● **EXTRACTED DATA**
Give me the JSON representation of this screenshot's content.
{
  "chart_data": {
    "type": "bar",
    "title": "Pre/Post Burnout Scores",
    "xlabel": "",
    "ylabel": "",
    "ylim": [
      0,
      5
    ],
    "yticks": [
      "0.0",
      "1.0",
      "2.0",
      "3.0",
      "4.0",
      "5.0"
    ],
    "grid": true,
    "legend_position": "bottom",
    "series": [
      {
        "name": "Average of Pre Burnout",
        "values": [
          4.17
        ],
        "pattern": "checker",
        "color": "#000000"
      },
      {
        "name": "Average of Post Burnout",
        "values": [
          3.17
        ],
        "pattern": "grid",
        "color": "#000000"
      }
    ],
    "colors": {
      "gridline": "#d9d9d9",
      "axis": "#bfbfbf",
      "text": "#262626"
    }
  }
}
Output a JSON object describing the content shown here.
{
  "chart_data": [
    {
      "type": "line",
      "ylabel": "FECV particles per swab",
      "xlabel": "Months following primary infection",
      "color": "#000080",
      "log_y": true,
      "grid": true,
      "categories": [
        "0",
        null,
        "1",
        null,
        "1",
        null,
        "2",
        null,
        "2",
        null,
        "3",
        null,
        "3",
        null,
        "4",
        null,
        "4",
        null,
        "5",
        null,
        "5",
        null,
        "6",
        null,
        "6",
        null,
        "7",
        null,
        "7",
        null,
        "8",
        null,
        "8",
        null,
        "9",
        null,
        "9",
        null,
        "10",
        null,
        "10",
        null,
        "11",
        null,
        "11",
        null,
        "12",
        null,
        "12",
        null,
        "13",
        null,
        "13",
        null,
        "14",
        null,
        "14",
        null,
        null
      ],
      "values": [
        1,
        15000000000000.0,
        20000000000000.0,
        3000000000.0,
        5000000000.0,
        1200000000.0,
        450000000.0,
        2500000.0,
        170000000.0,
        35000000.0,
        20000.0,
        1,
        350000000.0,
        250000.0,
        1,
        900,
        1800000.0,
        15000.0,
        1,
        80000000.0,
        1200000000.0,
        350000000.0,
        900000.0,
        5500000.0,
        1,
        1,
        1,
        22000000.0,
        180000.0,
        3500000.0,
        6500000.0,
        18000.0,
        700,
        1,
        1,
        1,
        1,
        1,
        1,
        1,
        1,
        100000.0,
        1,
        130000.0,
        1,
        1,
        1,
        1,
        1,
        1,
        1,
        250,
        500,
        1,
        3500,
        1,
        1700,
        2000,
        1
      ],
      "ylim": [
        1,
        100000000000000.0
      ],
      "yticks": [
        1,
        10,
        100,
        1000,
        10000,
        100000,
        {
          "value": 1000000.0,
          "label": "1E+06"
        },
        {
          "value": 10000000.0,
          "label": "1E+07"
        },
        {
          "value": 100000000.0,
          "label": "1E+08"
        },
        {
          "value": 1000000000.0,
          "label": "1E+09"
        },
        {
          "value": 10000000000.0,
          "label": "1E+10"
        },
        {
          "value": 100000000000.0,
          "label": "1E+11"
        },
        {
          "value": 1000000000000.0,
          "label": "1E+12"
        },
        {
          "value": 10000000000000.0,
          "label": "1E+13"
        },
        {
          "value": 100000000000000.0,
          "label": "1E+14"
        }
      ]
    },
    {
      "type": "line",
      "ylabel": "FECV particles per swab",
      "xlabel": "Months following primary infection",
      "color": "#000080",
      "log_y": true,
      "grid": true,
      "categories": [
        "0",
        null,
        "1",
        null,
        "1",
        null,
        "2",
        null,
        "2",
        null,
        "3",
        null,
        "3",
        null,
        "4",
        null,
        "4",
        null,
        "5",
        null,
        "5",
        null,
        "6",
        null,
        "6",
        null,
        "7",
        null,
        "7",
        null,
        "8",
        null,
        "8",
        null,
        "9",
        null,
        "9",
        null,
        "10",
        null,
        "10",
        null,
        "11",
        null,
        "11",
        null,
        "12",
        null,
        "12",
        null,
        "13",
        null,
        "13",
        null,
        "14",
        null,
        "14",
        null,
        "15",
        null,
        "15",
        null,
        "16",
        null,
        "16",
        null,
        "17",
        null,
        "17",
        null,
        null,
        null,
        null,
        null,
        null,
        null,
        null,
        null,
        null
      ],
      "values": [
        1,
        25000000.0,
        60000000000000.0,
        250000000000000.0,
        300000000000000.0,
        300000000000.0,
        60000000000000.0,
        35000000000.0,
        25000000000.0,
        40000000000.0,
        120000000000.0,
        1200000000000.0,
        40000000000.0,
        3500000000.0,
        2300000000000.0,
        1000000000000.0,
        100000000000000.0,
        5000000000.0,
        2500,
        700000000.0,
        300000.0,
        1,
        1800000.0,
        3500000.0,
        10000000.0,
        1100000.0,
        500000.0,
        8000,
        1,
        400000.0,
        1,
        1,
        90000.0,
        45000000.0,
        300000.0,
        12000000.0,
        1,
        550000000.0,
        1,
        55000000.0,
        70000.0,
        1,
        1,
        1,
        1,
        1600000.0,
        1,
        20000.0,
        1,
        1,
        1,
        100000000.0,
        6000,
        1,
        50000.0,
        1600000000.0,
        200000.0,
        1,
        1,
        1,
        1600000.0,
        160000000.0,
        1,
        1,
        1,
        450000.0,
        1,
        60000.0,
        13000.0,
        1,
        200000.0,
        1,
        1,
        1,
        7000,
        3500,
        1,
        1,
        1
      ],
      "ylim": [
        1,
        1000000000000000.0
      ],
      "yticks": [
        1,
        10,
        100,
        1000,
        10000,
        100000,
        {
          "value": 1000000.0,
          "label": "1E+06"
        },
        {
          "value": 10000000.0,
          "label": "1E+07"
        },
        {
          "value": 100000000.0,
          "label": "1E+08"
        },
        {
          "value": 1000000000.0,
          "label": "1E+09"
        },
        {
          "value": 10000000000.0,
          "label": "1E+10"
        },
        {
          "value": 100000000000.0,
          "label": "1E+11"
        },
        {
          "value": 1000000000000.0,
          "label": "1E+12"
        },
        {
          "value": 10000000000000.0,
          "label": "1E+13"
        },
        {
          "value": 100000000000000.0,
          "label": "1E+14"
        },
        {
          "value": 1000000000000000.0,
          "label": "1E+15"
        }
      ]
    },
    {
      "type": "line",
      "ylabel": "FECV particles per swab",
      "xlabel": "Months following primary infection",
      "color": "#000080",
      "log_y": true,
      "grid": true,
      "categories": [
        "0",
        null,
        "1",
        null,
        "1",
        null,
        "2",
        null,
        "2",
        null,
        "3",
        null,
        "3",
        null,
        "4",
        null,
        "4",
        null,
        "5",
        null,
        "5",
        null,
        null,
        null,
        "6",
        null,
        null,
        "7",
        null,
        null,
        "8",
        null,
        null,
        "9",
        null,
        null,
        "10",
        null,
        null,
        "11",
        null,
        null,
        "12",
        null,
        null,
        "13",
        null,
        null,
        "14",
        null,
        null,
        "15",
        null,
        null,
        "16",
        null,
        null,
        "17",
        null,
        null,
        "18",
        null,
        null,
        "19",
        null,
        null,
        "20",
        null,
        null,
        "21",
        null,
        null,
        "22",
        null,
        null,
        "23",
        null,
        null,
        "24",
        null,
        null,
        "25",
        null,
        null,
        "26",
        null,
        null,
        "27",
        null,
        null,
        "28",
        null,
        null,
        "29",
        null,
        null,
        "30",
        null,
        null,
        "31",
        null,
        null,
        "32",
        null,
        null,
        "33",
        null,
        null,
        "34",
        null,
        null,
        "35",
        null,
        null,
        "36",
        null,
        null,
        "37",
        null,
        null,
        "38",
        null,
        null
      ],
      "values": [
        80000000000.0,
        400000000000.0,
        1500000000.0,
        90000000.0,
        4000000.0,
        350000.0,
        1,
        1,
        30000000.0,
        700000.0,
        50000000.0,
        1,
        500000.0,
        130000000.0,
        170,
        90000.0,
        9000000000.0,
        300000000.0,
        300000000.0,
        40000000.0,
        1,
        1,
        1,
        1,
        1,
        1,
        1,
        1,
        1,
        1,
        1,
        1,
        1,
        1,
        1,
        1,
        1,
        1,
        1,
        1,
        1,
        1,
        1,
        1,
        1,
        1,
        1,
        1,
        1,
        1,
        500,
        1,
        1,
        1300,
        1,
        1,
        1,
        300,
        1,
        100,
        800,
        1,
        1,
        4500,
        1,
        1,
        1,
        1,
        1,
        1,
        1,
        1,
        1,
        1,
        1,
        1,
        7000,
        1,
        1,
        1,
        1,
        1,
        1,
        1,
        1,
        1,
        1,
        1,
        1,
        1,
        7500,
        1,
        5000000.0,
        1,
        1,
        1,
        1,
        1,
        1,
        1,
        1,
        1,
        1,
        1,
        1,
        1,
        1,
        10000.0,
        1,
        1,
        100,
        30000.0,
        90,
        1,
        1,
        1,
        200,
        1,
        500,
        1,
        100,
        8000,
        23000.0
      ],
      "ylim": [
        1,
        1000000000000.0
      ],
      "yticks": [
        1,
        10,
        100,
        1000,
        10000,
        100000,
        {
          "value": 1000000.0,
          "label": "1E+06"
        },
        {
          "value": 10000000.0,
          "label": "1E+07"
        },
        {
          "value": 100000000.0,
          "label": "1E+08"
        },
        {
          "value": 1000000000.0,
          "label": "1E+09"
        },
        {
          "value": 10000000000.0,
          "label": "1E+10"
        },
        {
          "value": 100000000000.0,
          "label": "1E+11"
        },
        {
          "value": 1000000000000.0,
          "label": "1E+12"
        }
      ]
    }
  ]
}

● **STATED GOAL**
Search the data above for lines holding "Average" and copy each of them.

● **ANSWER FOR THIS EXERCISE**
        "name": "Average of Pre Burnout",
        "name": "Average of Post Burnout",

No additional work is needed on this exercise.